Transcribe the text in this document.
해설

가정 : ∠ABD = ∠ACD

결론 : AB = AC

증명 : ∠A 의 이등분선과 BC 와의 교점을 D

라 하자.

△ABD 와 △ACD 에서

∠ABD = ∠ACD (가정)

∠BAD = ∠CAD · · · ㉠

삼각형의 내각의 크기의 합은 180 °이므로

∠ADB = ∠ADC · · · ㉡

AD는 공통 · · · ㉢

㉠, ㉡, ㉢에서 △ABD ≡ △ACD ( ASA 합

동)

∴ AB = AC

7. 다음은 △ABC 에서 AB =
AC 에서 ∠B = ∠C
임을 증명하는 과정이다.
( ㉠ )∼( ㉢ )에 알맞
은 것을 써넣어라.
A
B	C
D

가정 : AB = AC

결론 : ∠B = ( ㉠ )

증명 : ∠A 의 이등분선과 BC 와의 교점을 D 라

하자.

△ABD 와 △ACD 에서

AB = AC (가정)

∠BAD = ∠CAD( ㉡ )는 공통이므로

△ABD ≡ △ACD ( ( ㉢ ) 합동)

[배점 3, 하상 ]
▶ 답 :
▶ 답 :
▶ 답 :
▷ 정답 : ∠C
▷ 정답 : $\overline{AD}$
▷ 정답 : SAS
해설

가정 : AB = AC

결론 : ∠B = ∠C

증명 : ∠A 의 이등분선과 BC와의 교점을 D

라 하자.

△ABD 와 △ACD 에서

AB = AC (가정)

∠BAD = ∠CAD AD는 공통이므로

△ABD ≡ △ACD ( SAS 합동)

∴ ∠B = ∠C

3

==

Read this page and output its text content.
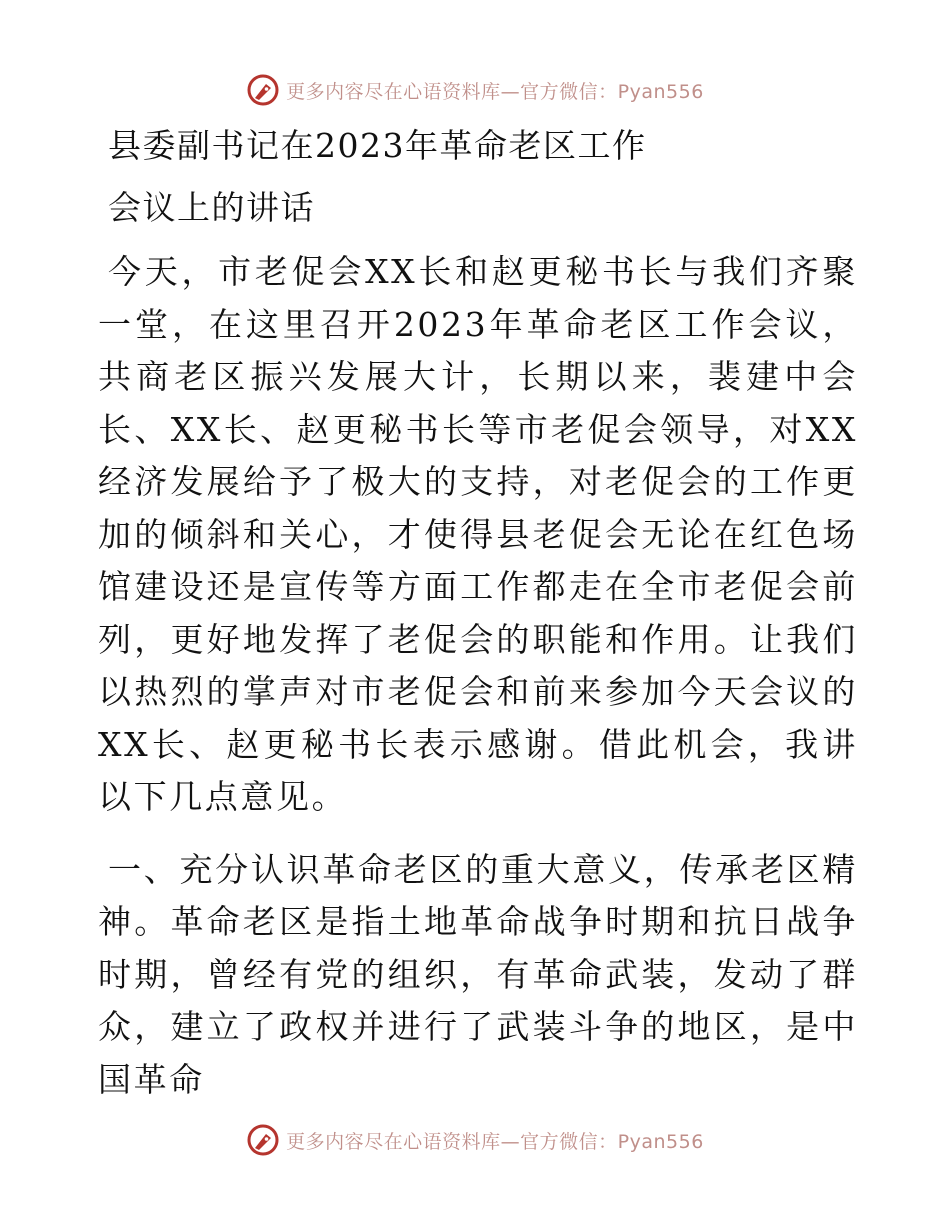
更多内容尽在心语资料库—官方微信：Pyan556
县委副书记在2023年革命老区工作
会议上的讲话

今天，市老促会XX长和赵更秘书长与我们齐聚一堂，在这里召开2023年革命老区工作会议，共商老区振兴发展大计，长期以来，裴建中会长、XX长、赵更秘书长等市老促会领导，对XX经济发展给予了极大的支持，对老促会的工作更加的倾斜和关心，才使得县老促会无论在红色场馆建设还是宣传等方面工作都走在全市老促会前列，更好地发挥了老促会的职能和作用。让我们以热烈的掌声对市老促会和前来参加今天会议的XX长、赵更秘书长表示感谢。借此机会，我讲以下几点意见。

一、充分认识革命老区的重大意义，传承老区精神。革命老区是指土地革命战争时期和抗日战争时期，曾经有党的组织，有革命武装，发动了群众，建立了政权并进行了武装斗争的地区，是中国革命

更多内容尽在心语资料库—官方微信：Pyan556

> **The request**
Give only the number of lines in the entries above that hold the string "이등분선과".

> **Response**
3